- **Exercise**
Copy each line in the data that includes the word "samorządu".

• • • • • • •

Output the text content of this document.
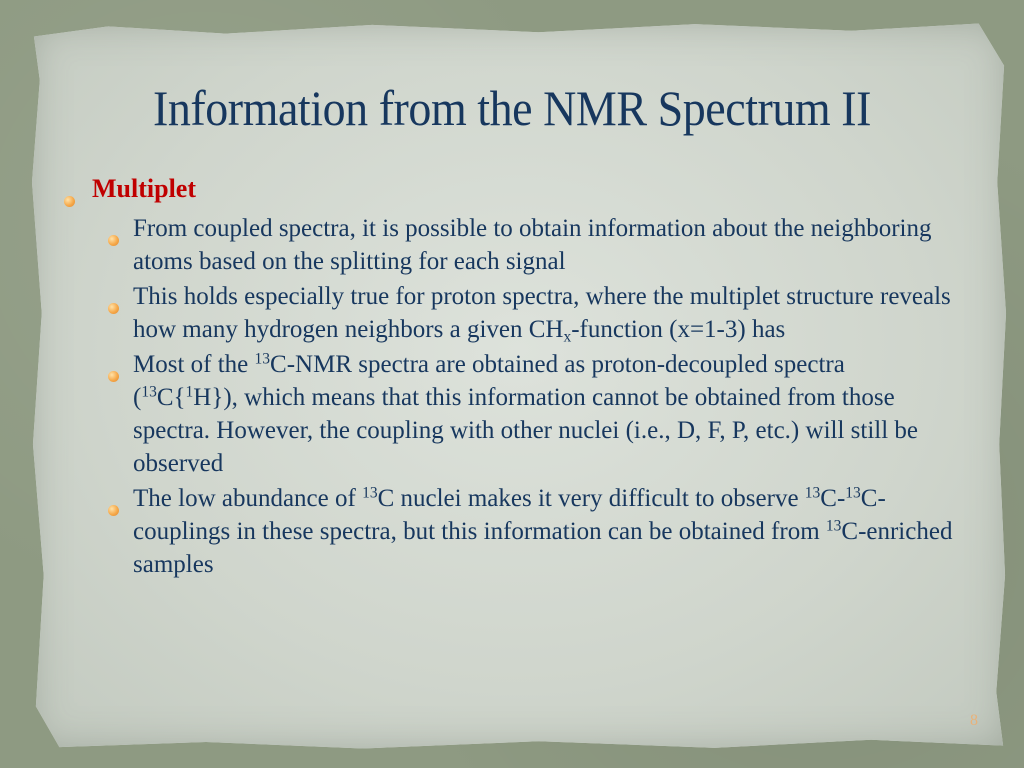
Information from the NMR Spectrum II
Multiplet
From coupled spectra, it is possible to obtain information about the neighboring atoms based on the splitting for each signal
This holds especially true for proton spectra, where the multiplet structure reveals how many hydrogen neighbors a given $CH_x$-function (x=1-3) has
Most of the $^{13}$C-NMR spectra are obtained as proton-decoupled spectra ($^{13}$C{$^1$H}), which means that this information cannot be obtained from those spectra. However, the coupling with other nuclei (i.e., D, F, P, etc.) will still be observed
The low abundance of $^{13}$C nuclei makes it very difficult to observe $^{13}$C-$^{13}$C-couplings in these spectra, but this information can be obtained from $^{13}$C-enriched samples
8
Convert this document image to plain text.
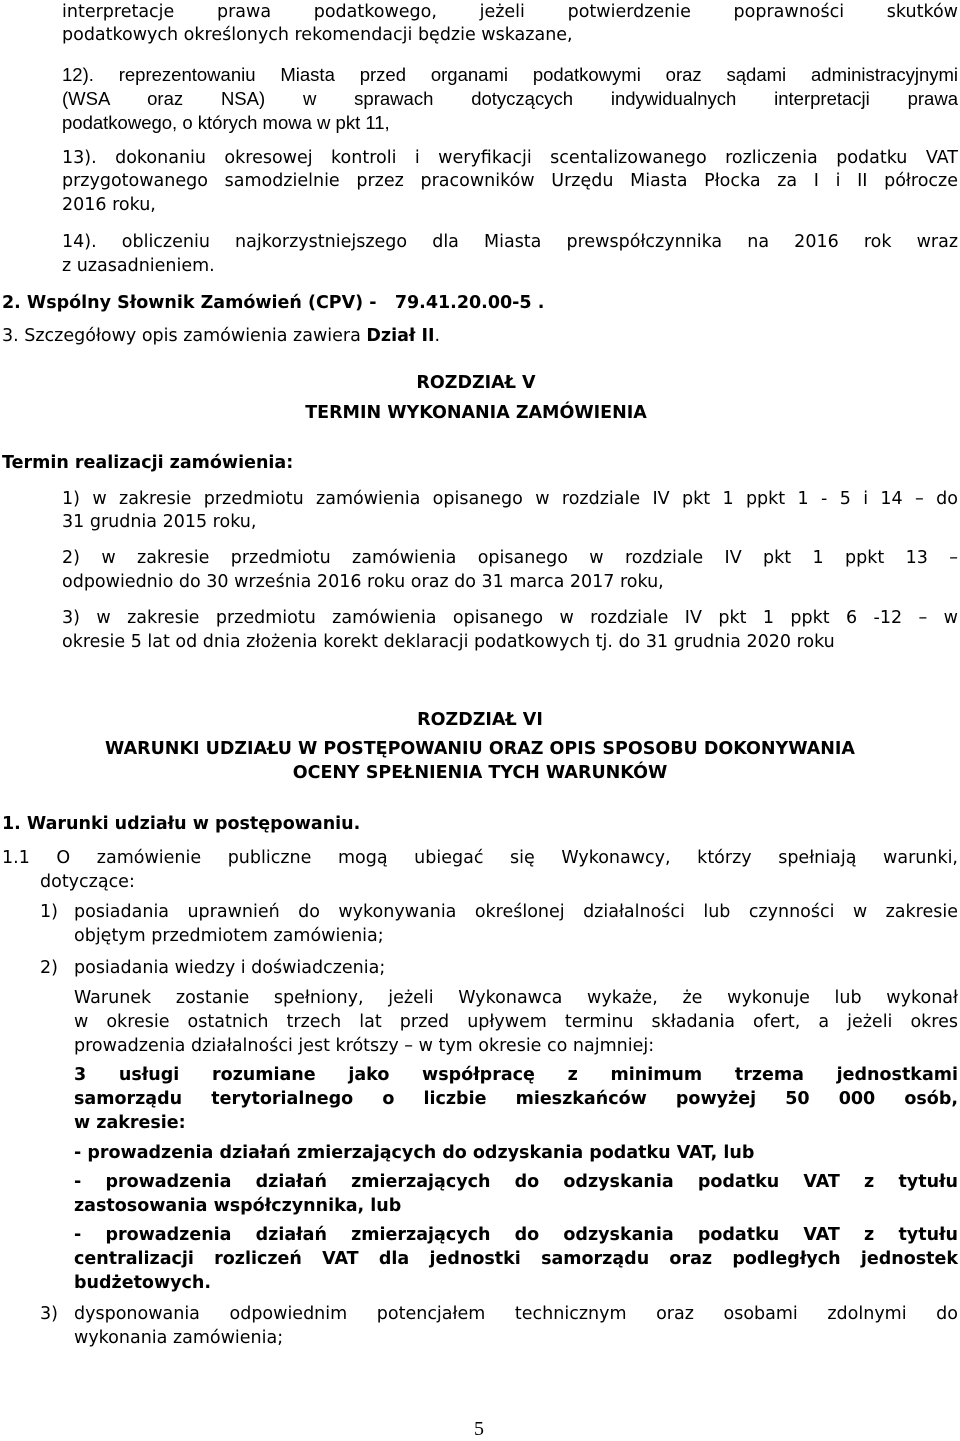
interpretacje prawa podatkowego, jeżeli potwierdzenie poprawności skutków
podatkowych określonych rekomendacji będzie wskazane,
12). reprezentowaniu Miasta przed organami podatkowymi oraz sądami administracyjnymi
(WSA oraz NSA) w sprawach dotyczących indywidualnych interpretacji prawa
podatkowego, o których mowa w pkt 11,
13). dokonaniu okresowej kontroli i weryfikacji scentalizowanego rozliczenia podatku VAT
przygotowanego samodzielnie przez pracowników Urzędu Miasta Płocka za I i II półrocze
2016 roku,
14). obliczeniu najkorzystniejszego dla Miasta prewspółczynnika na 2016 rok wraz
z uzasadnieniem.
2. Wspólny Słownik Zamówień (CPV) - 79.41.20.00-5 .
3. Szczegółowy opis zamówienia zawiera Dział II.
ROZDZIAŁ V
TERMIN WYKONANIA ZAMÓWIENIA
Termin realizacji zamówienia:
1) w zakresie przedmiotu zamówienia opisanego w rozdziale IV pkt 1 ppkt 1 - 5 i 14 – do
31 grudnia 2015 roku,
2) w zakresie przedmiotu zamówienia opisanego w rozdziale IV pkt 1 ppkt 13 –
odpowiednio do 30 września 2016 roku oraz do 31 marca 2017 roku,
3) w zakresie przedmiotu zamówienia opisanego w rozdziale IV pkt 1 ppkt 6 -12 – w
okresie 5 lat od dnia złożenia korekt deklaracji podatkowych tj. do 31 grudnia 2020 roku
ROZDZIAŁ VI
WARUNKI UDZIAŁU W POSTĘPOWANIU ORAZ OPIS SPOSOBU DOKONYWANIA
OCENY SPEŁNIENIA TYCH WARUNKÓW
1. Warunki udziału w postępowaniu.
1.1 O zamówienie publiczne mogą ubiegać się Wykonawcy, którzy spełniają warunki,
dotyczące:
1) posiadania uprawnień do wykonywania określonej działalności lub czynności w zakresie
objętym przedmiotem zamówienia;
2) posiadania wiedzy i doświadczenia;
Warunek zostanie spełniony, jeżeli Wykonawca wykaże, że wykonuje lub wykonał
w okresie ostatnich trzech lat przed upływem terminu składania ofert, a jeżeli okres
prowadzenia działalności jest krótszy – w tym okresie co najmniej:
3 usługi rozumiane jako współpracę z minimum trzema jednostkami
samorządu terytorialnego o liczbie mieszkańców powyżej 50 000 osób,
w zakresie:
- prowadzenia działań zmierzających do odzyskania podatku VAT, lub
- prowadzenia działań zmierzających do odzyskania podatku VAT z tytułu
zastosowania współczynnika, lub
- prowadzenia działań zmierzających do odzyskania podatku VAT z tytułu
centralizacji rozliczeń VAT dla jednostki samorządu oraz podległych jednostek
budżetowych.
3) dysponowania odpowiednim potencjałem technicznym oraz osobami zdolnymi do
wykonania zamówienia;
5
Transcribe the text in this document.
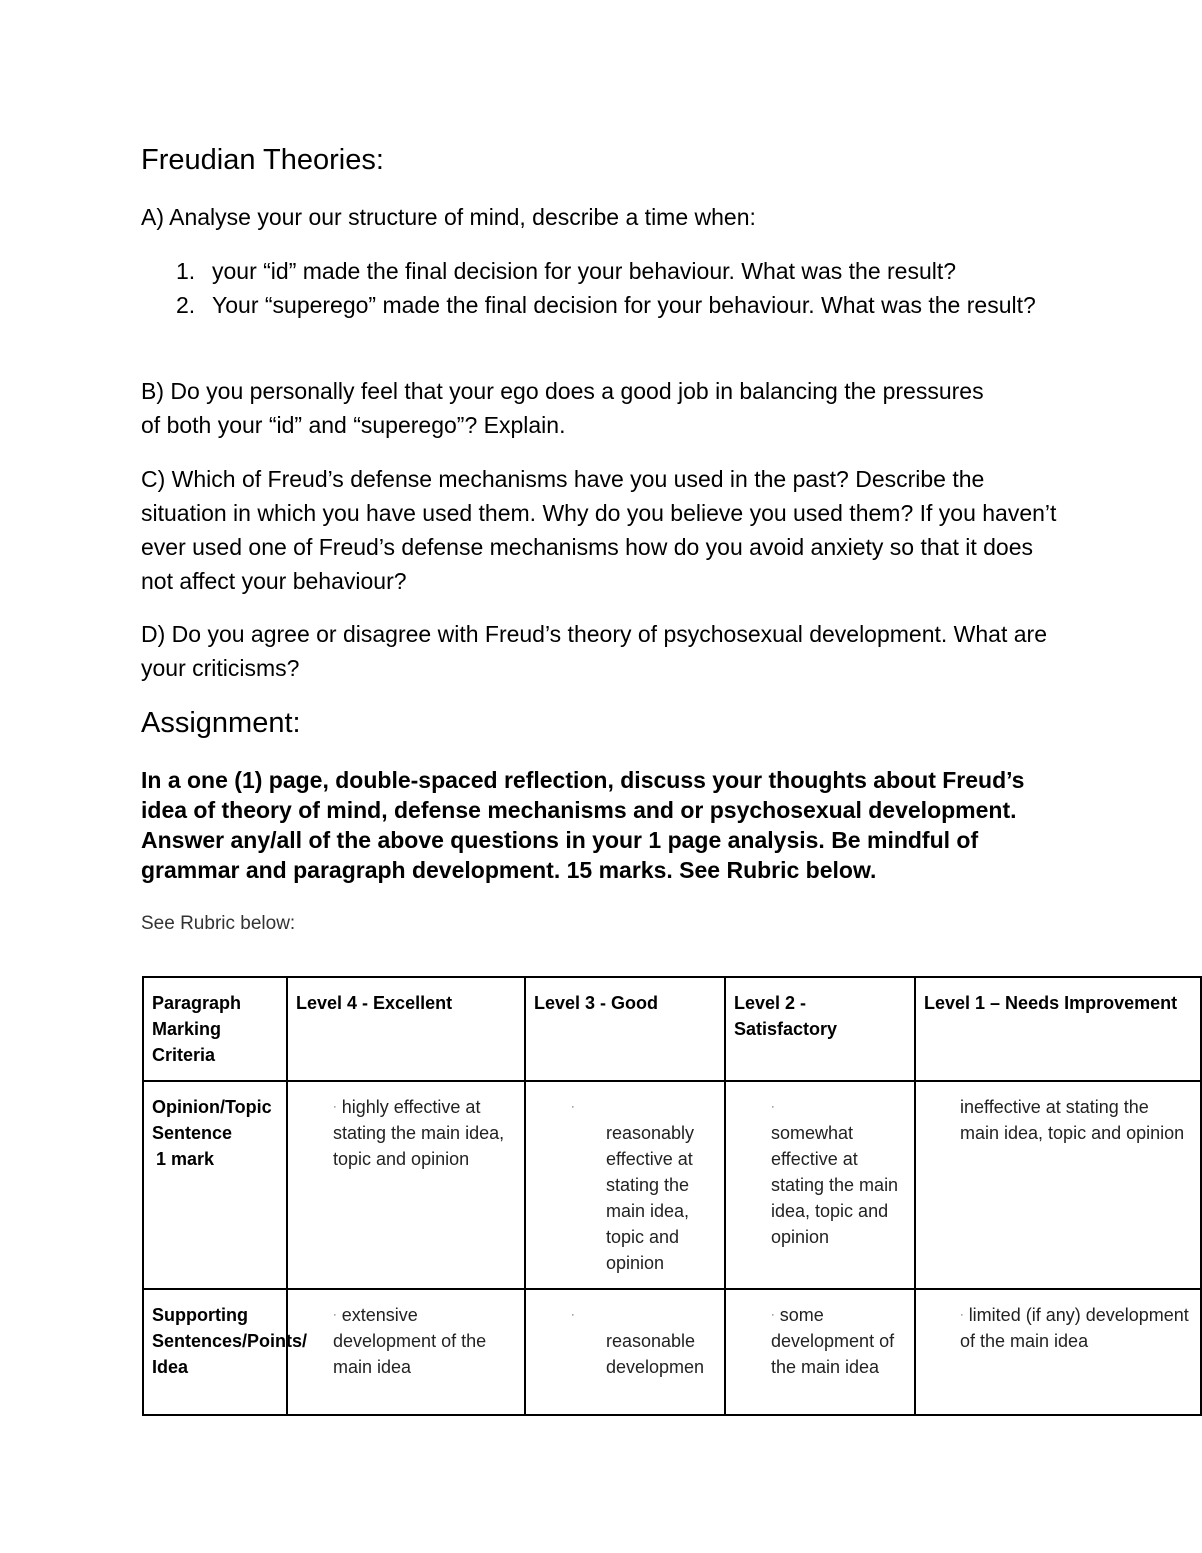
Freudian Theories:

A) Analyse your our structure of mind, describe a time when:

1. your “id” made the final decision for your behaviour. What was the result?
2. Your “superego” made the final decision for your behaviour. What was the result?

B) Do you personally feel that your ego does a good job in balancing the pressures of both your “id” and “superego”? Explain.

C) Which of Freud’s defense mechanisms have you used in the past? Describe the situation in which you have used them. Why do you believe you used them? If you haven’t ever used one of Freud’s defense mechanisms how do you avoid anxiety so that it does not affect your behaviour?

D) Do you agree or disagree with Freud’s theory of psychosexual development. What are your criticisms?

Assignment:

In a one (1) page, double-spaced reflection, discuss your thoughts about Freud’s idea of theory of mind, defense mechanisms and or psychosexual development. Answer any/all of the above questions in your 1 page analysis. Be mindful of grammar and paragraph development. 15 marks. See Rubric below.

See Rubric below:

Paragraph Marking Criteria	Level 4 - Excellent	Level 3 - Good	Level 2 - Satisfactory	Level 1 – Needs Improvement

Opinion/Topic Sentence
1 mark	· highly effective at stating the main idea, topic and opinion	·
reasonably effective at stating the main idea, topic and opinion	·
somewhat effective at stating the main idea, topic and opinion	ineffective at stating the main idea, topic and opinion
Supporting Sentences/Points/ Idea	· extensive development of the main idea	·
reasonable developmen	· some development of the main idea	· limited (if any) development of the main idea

• • • • • • •

- **Solution**
samorządu terytorialnego o liczbie mieszkańców powyżej 50 000 osób,
centralizacji rozliczeń VAT dla jednostki samorządu oraz podległych jednostek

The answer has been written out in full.